#### MATERIAL SHOWN:

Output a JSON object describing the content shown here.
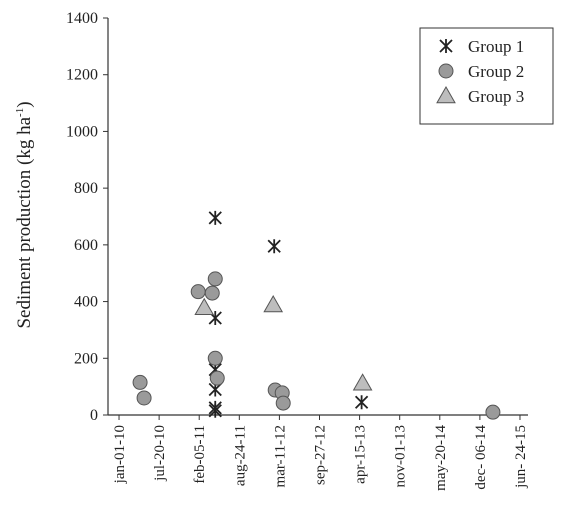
{
  "chart_data": {
    "type": "scatter",
    "ylabel_parts": [
      "Sediment production (kg ha",
      "-1",
      ")"
    ],
    "xlim": [
      "2009-11-07",
      "2015-08-03"
    ],
    "xticks": [
      {
        "value": "2010-01-01",
        "label": "jan-01-10"
      },
      {
        "value": "2010-07-20",
        "label": "jul-20-10"
      },
      {
        "value": "2011-02-05",
        "label": "feb-05-11"
      },
      {
        "value": "2011-08-24",
        "label": "aug-24-11"
      },
      {
        "value": "2012-03-11",
        "label": "mar-11-12"
      },
      {
        "value": "2012-09-27",
        "label": "sep-27-12"
      },
      {
        "value": "2013-04-15",
        "label": "apr-15-13"
      },
      {
        "value": "2013-11-01",
        "label": "nov-01-13"
      },
      {
        "value": "2014-05-20",
        "label": "may-20-14"
      },
      {
        "value": "2014-12-06",
        "label": "dec- 06-14"
      },
      {
        "value": "2015-06-24",
        "label": "jun- 24-15"
      }
    ],
    "ylim": [
      0,
      1400
    ],
    "yticks": [
      0,
      200,
      400,
      600,
      800,
      1000,
      1200,
      1400
    ],
    "legend": "top-right",
    "series": [
      {
        "name": "Group 1",
        "marker": "star",
        "color": "#222222",
        "x": [
          "2011-04-26",
          "2011-04-26",
          "2011-04-26",
          "2011-04-26",
          "2011-04-26",
          "2011-04-26",
          "2012-02-14",
          "2013-04-25"
        ],
        "values": [
          695,
          342,
          160,
          90,
          25,
          15,
          595,
          45
        ]
      },
      {
        "name": "Group 2",
        "marker": "circle",
        "color": "#9a9a9a",
        "x": [
          "2010-04-16",
          "2010-05-06",
          "2011-01-31",
          "2011-04-11",
          "2011-04-26",
          "2011-04-26",
          "2011-05-06",
          "2012-02-19",
          "2012-03-25",
          "2012-03-30",
          "2015-02-09"
        ],
        "values": [
          115,
          60,
          435,
          430,
          480,
          200,
          130,
          88,
          78,
          42,
          10
        ]
      },
      {
        "name": "Group 3",
        "marker": "triangle",
        "color": "#bdbdbd",
        "x": [
          "2011-03-02",
          "2012-02-09",
          "2013-04-30"
        ],
        "values": [
          378,
          388,
          112
        ]
      }
    ]
  }
}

#### DIRECTION:
Only the number is wanted: how many lines of the data contain the word "name"?

#### COMPLETED TASK:
3